_REQUIREMENTS:_
Write out every line of the material as it stands, apart from the pictures.

_MATERIAL FOR THIS EXERCISE:_
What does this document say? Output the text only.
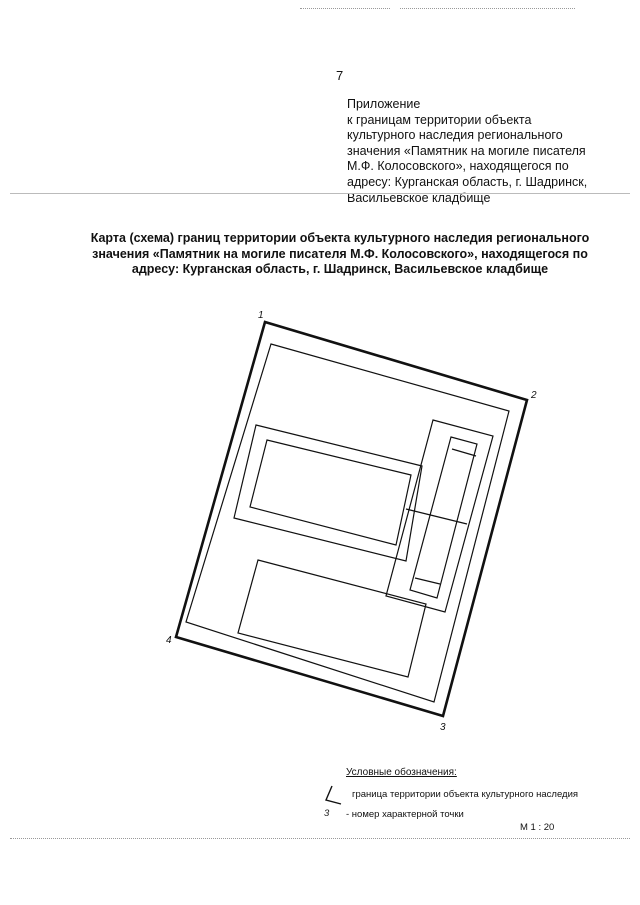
7
Приложение
к границам территории объекта
культурного наследия регионального
значения «Памятник на могиле писателя
М.Ф. Колосовского», находящегося по
адресу: Курганская область, г. Шадринск,
Васильевское кладбище
Карта (схема) границ территории объекта культурного наследия регионального
значения «Памятник на могиле писателя М.Ф. Колосовского», находящегося по
адресу: Курганская область, г. Шадринск, Васильевское кладбище
1
2
3
4
Условные обозначения:
граница территории объекта культурного наследия
3 - номер характерной точки
М 1 : 20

_TASK SOLUTION:_
What does this document say? Output the text only.
7
Приложение
к границам территории объекта
культурного наследия регионального
значения «Памятник на могиле писателя
М.Ф. Колосовского», находящегося по
адресу: Курганская область, г. Шадринск,
Васильевское кладбище
Карта (схема) границ территории объекта культурного наследия регионального
значения «Памятник на могиле писателя М.Ф. Колосовского», находящегося по
адресу: Курганская область, г. Шадринск, Васильевское кладбище
1
2
3
4
Условные обозначения:
граница территории объекта культурного наследия
3 - номер характерной точки
М 1 : 20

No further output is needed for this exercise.